▸ **Description of the task**
In the records below, find each line containing the word "left" and copy it.
[Raw data start]
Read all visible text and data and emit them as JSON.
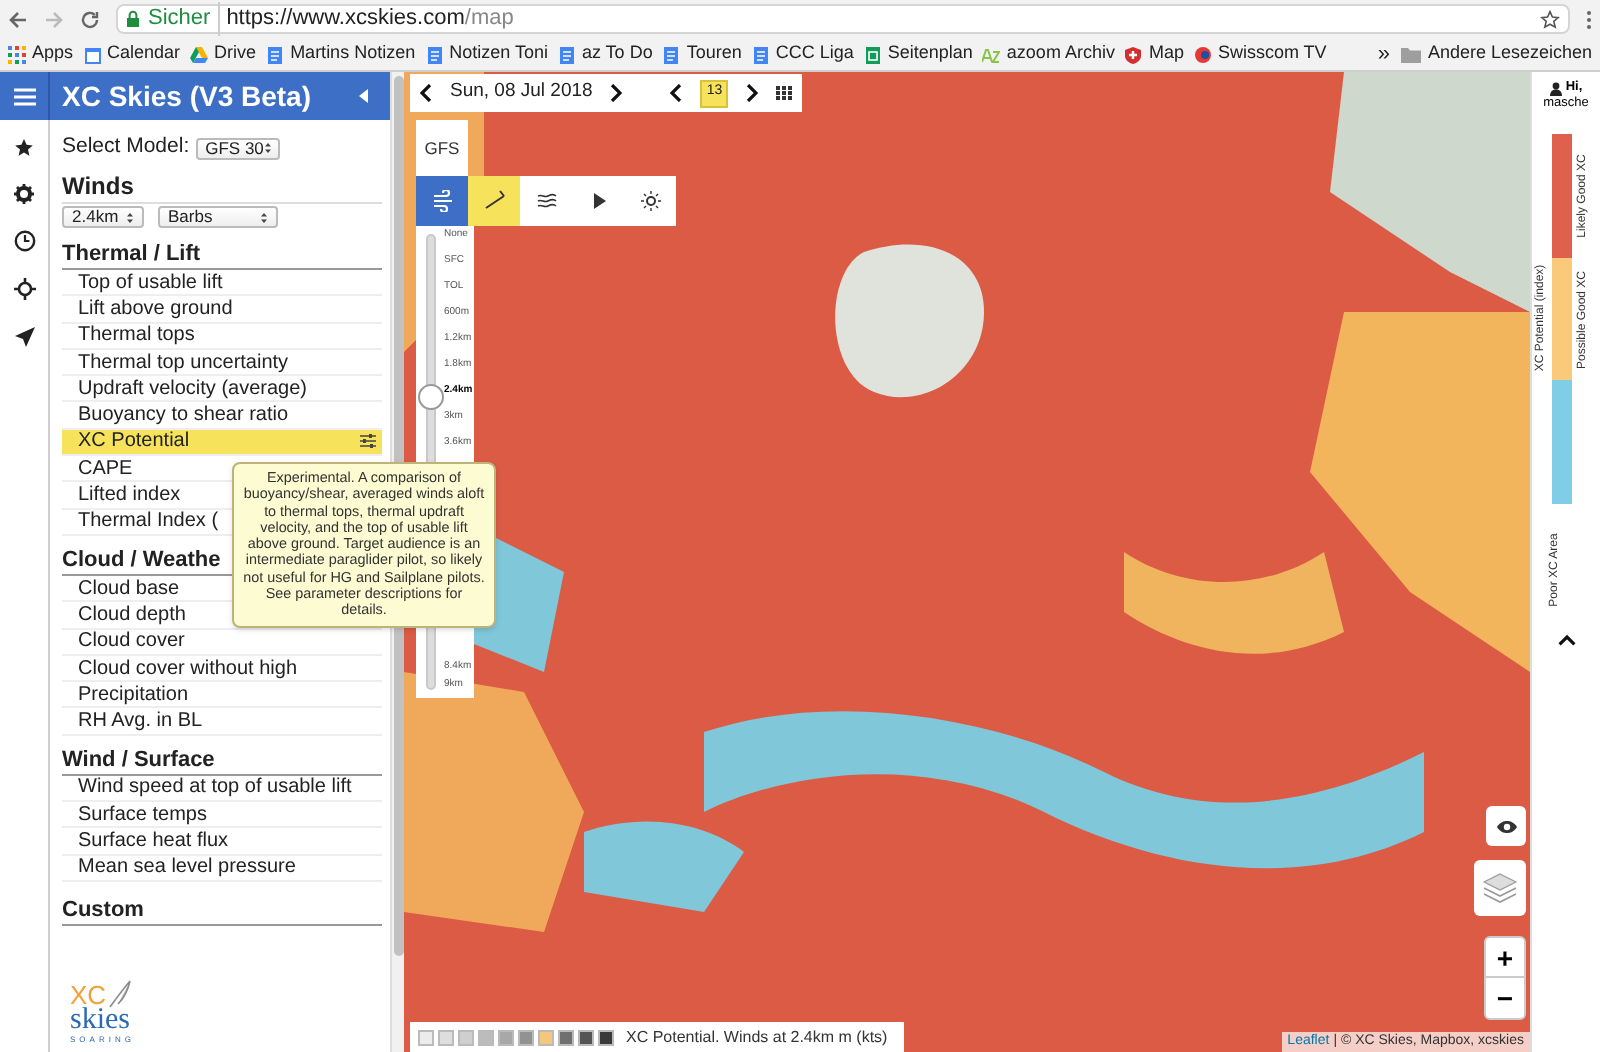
{
  "browser": {
    "security_label": "Sicher",
    "url_host": "https://www.xcskies.com",
    "url_path": "/map"
  },
  "bookmarks": [
    {
      "label": "Apps",
      "kind": "apps"
    },
    {
      "label": "Calendar",
      "kind": "calendar"
    },
    {
      "label": "Drive",
      "kind": "drive"
    },
    {
      "label": "Martins Notizen",
      "kind": "doc"
    },
    {
      "label": "Notizen Toni",
      "kind": "doc"
    },
    {
      "label": "az To Do",
      "kind": "doc"
    },
    {
      "label": "Touren",
      "kind": "doc"
    },
    {
      "label": "CCC Liga",
      "kind": "doc"
    },
    {
      "label": "Seitenplan",
      "kind": "sheet"
    },
    {
      "label": "azoom Archiv",
      "kind": "az"
    },
    {
      "label": "Map",
      "kind": "shield"
    },
    {
      "label": "Swisscom TV",
      "kind": "swisscom"
    }
  ],
  "bookmarks_more": "»",
  "other_bookmarks": "Andere Lesezeichen",
  "sidebar": {
    "title": "XC Skies (V3 Beta)",
    "model_label": "Select Model:",
    "model_value": "GFS 30",
    "winds": {
      "heading": "Winds",
      "altitude": "2.4km",
      "style": "Barbs"
    },
    "sections": [
      {
        "heading": "Thermal / Lift",
        "items": [
          {
            "label": "Top of usable lift",
            "selected": false
          },
          {
            "label": "Lift above ground",
            "selected": false
          },
          {
            "label": "Thermal tops",
            "selected": false
          },
          {
            "label": "Thermal top uncertainty",
            "selected": false
          },
          {
            "label": "Updraft velocity (average)",
            "selected": false
          },
          {
            "label": "Buoyancy to shear ratio",
            "selected": false
          },
          {
            "label": "XC Potential",
            "selected": true
          },
          {
            "label": "CAPE",
            "selected": false
          },
          {
            "label": "Lifted index",
            "selected": false
          },
          {
            "label": "Thermal Index (",
            "selected": false
          }
        ]
      },
      {
        "heading": "Cloud / Weathe",
        "items": [
          {
            "label": "Cloud base",
            "selected": false
          },
          {
            "label": "Cloud depth",
            "selected": false
          },
          {
            "label": "Cloud cover",
            "selected": false
          },
          {
            "label": "Cloud cover without high",
            "selected": false
          },
          {
            "label": "Precipitation",
            "selected": false
          },
          {
            "label": "RH Avg. in BL",
            "selected": false
          }
        ]
      },
      {
        "heading": "Wind / Surface",
        "items": [
          {
            "label": "Wind speed at top of usable lift",
            "selected": false
          },
          {
            "label": "Surface temps",
            "selected": false
          },
          {
            "label": "Surface heat flux",
            "selected": false
          },
          {
            "label": "Mean sea level pressure",
            "selected": false
          }
        ]
      },
      {
        "heading": "Custom"
      }
    ],
    "logo": {
      "top": "XC",
      "middle": "skies",
      "bottom": "SOARING"
    }
  },
  "tooltip": "Experimental. A comparison of buoyancy/shear, averaged winds aloft to thermal tops, thermal updraft velocity, and the top of usable lift above ground. Target audience is an intermediate paraglider pilot, so likely not useful for HG and Sailplane pilots. See parameter descriptions for details.",
  "map": {
    "date": "Sun, 08 Jul 2018",
    "hour": "13",
    "model_button": "GFS",
    "tools": [
      {
        "kind": "wind",
        "selected": true
      },
      {
        "kind": "barbs",
        "selected": true
      },
      {
        "kind": "lines",
        "selected": false
      },
      {
        "kind": "play",
        "selected": false
      },
      {
        "kind": "sun",
        "selected": false
      }
    ],
    "altitudes": [
      {
        "label": "None",
        "selected": false
      },
      {
        "label": "SFC",
        "selected": false
      },
      {
        "label": "TOL",
        "selected": false
      },
      {
        "label": "600m",
        "selected": false
      },
      {
        "label": "1.2km",
        "selected": false
      },
      {
        "label": "1.8km",
        "selected": false
      },
      {
        "label": "2.4km",
        "selected": true
      },
      {
        "label": "3km",
        "selected": false
      },
      {
        "label": "3.6km",
        "selected": false
      },
      {
        "label": "8.4km",
        "selected": false
      },
      {
        "label": "9km",
        "selected": false
      }
    ],
    "legend_swatches": [
      {
        "color": "#ececec"
      },
      {
        "color": "#dedede"
      },
      {
        "color": "#cfcfcf"
      },
      {
        "color": "#bcbcbc"
      },
      {
        "color": "#a8a8a8"
      },
      {
        "color": "#929292"
      },
      {
        "color": "#f4c77a"
      },
      {
        "color": "#707070"
      },
      {
        "color": "#555555"
      },
      {
        "color": "#3a3a3a"
      }
    ],
    "legend_caption": "XC Potential. Winds at 2.4km m (kts)",
    "attribution_link": "Leaflet",
    "attribution_text": "| © XC Skies, Mapbox, xcskies",
    "zoom_in": "+",
    "zoom_out": "−"
  },
  "right_panel": {
    "greeting": "Hi,",
    "user": "masche",
    "scale_title": "XC Potential (index)",
    "scale": [
      {
        "label": "Likely Good XC",
        "color": "#e0604e"
      },
      {
        "label": "Possible Good XC",
        "color": "#fbc97a"
      },
      {
        "color": "#7fcde6"
      }
    ],
    "poor_label": "Poor XC Area"
  }
}
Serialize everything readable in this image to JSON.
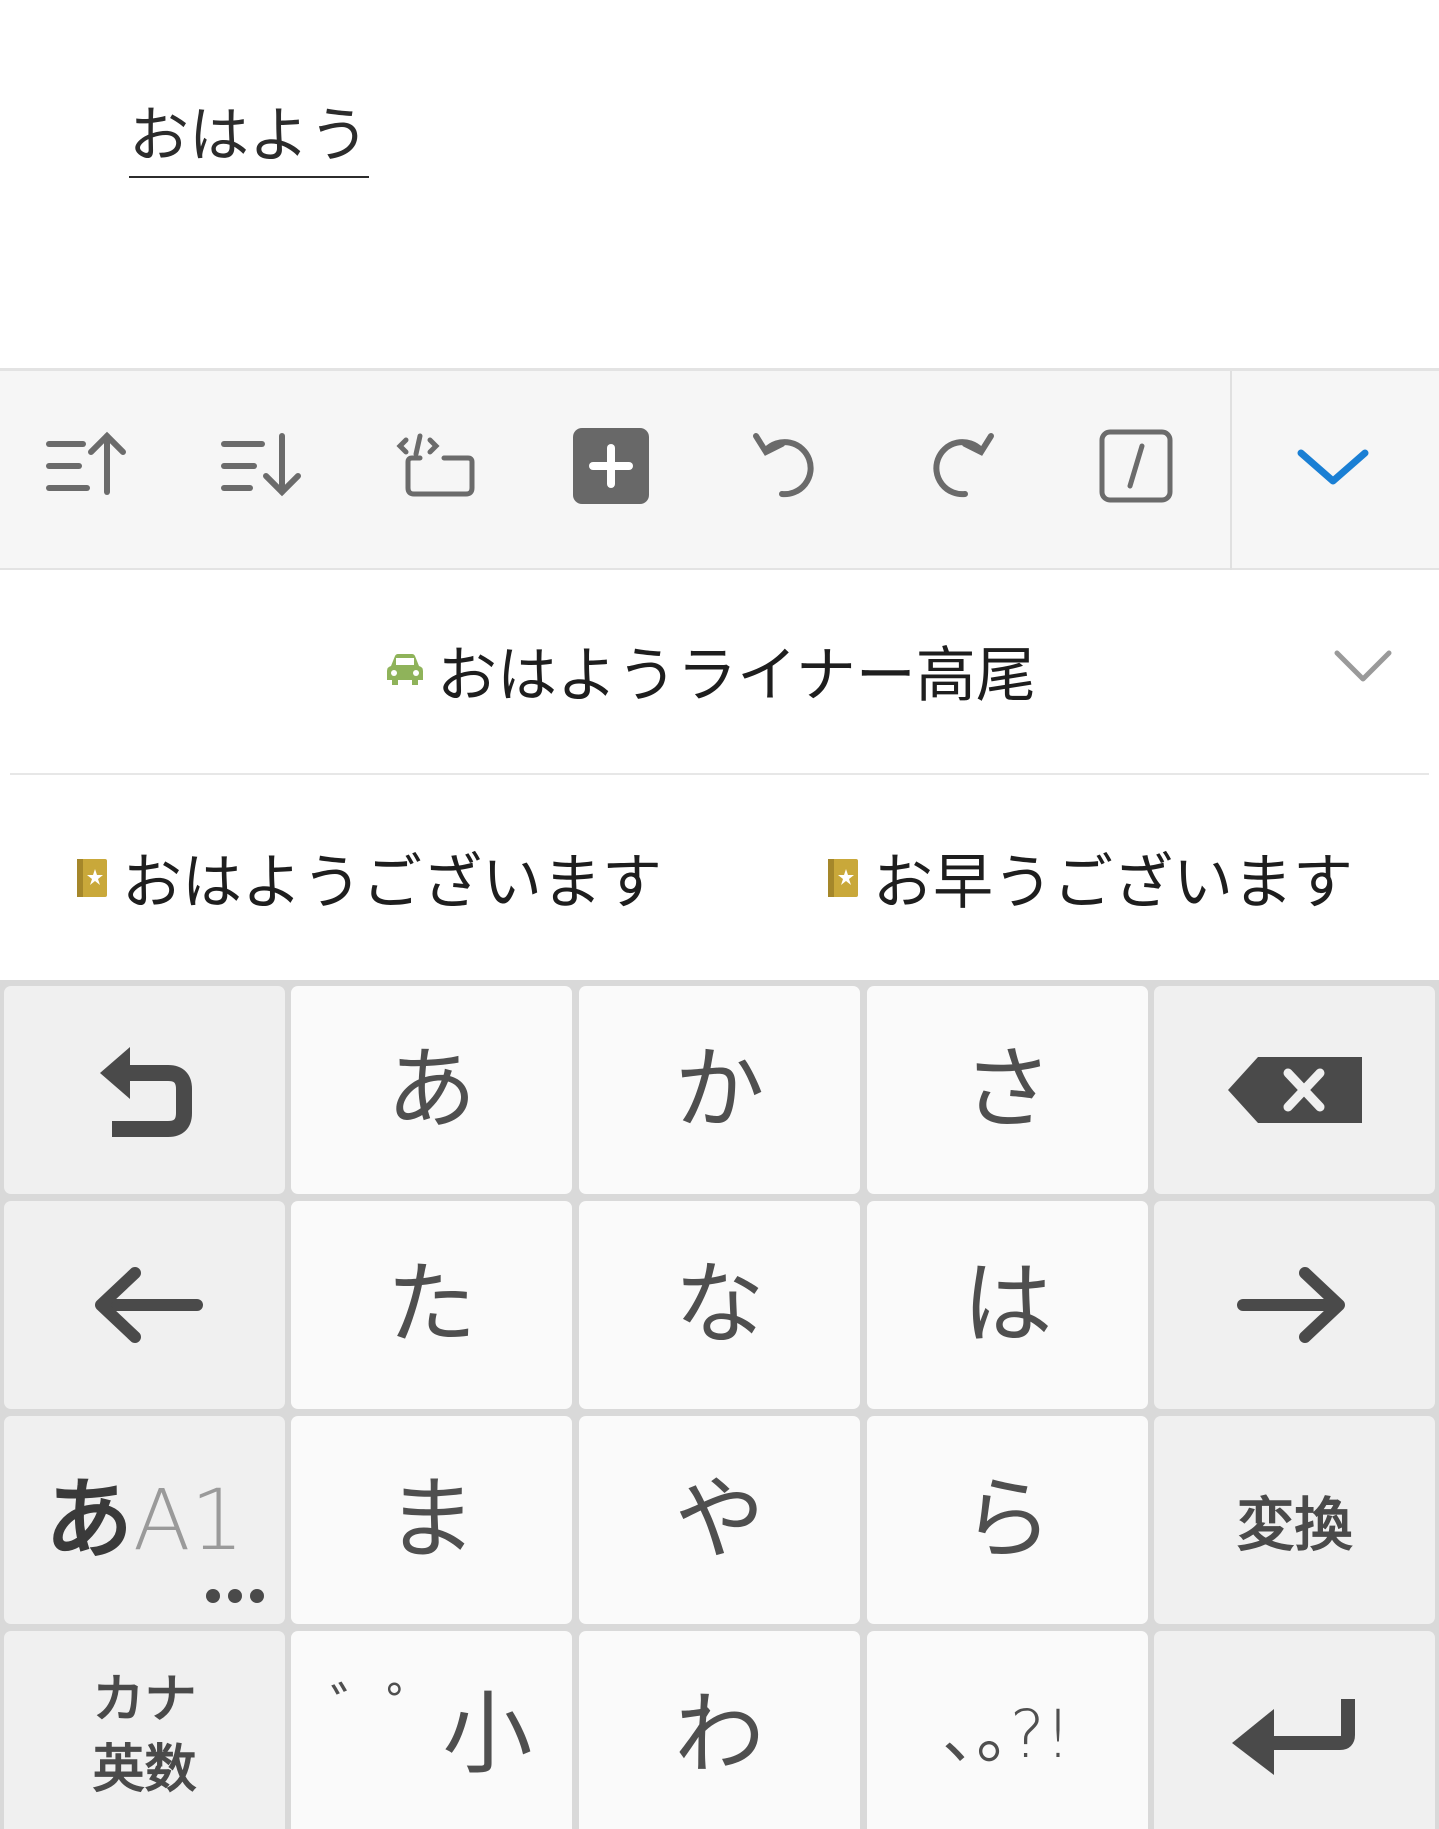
{
  "composing": {
    "text": "おはよう"
  },
  "toolbar": {
    "buttons": [
      {
        "name": "sort-up-icon"
      },
      {
        "name": "sort-down-icon"
      },
      {
        "name": "cursor-select-icon"
      },
      {
        "name": "add-box-icon"
      },
      {
        "name": "undo-icon"
      },
      {
        "name": "redo-icon"
      },
      {
        "name": "slash-box-icon"
      }
    ],
    "collapse": {
      "name": "chevron-down-icon",
      "color": "#1a7fd4"
    }
  },
  "candidates": {
    "primary": {
      "label": "おはようライナー高尾",
      "icon": "car-icon",
      "icon_color": "#8fb35a"
    },
    "expand_icon": "chevron-down-icon",
    "items": [
      {
        "label": "おはようございます",
        "icon": "dictionary-icon"
      },
      {
        "label": "お早うございます",
        "icon": "dictionary-icon"
      }
    ]
  },
  "keyboard": {
    "rows": [
      [
        {
          "type": "icon",
          "name": "undo-key",
          "icon": "undo-icon"
        },
        {
          "type": "kana",
          "label": "あ"
        },
        {
          "type": "kana",
          "label": "か"
        },
        {
          "type": "kana",
          "label": "さ"
        },
        {
          "type": "icon",
          "name": "backspace-key",
          "icon": "backspace-icon"
        }
      ],
      [
        {
          "type": "icon",
          "name": "cursor-left-key",
          "icon": "arrow-left-icon"
        },
        {
          "type": "kana",
          "label": "た"
        },
        {
          "type": "kana",
          "label": "な"
        },
        {
          "type": "kana",
          "label": "は"
        },
        {
          "type": "icon",
          "name": "cursor-right-key",
          "icon": "arrow-right-icon"
        }
      ],
      [
        {
          "type": "mode",
          "main": "あ",
          "sub": "A1"
        },
        {
          "type": "kana",
          "label": "ま"
        },
        {
          "type": "kana",
          "label": "や"
        },
        {
          "type": "kana",
          "label": "ら"
        },
        {
          "type": "bold",
          "label": "変換"
        }
      ],
      [
        {
          "type": "kana-eisu",
          "line1": "カナ",
          "line2": "英数"
        },
        {
          "type": "dakuten",
          "marks": "゛゜",
          "label": "小"
        },
        {
          "type": "kana",
          "label": "わ"
        },
        {
          "type": "kana-small",
          "label": "､｡?!"
        },
        {
          "type": "icon",
          "name": "enter-key",
          "icon": "enter-icon"
        }
      ]
    ]
  }
}
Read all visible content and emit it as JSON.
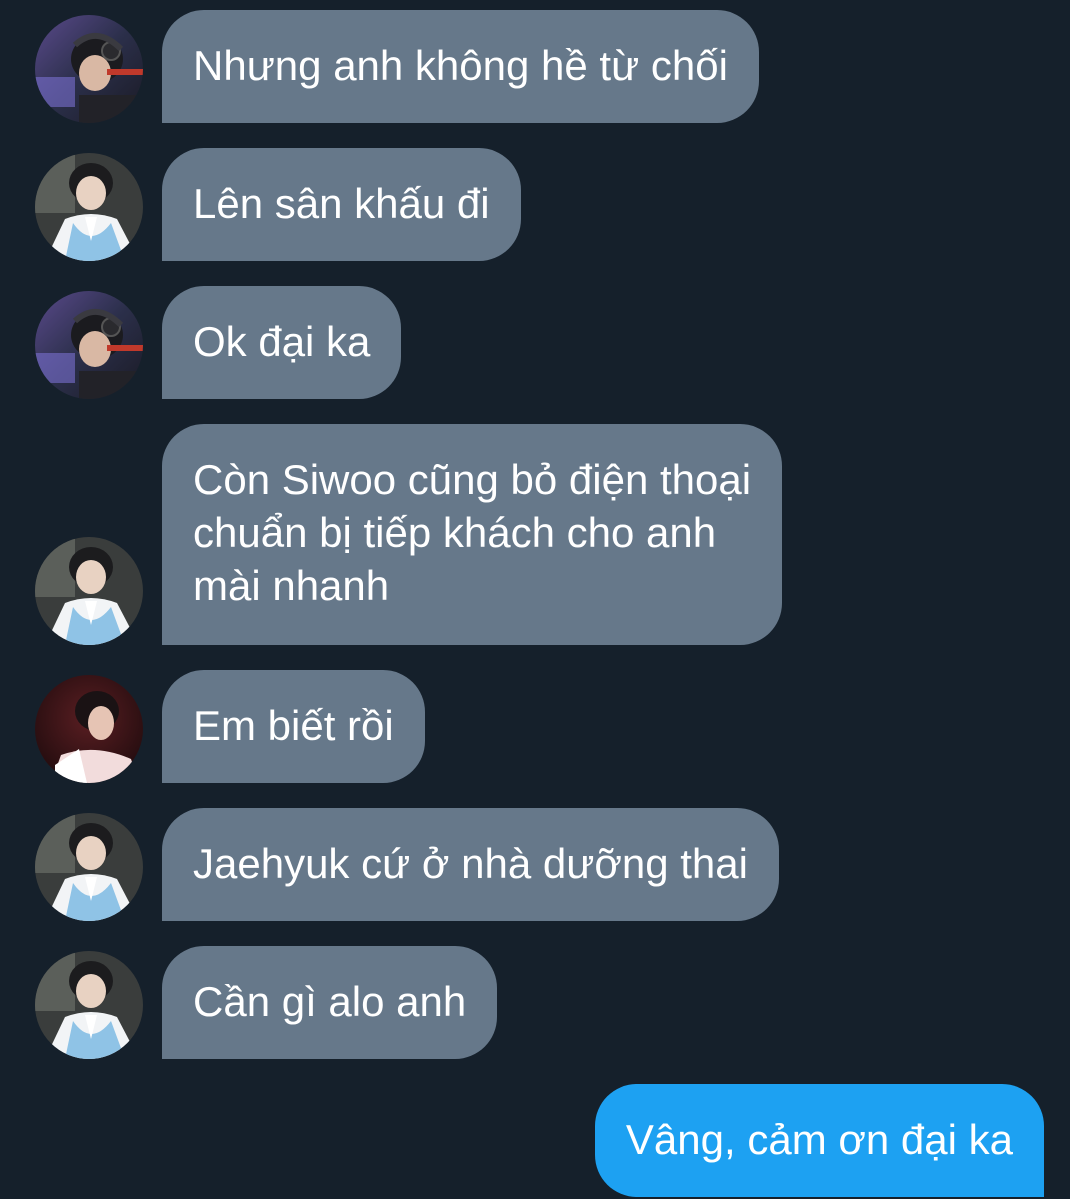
{
  "conversation": {
    "messages": [
      {
        "sender": "headset-user",
        "direction": "incoming",
        "text": "Nhưng anh không hề từ chối"
      },
      {
        "sender": "hanbok-user",
        "direction": "incoming",
        "text": "Lên sân khấu đi"
      },
      {
        "sender": "headset-user",
        "direction": "incoming",
        "text": "Ok đại ka"
      },
      {
        "sender": "hanbok-user",
        "direction": "incoming",
        "text": "Còn Siwoo cũng bỏ điện thoại\nchuẩn bị tiếp khách cho anh\nmài nhanh"
      },
      {
        "sender": "profile-user",
        "direction": "incoming",
        "text": "Em biết rồi"
      },
      {
        "sender": "hanbok-user",
        "direction": "incoming",
        "text": "Jaehyuk cứ ở nhà dưỡng thai"
      },
      {
        "sender": "hanbok-user",
        "direction": "incoming",
        "text": "Cần gì alo anh"
      },
      {
        "sender": "self",
        "direction": "outgoing",
        "text": "Vâng, cảm ơn đại ka"
      }
    ]
  },
  "colors": {
    "background": "#15202b",
    "incoming_bubble": "#66788a",
    "outgoing_bubble": "#1da1f2",
    "text": "#ffffff"
  }
}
[Raw data end]
▸ **Exercise answer**
          "name": "cursor-left-key",
          "icon": "arrow-left-icon"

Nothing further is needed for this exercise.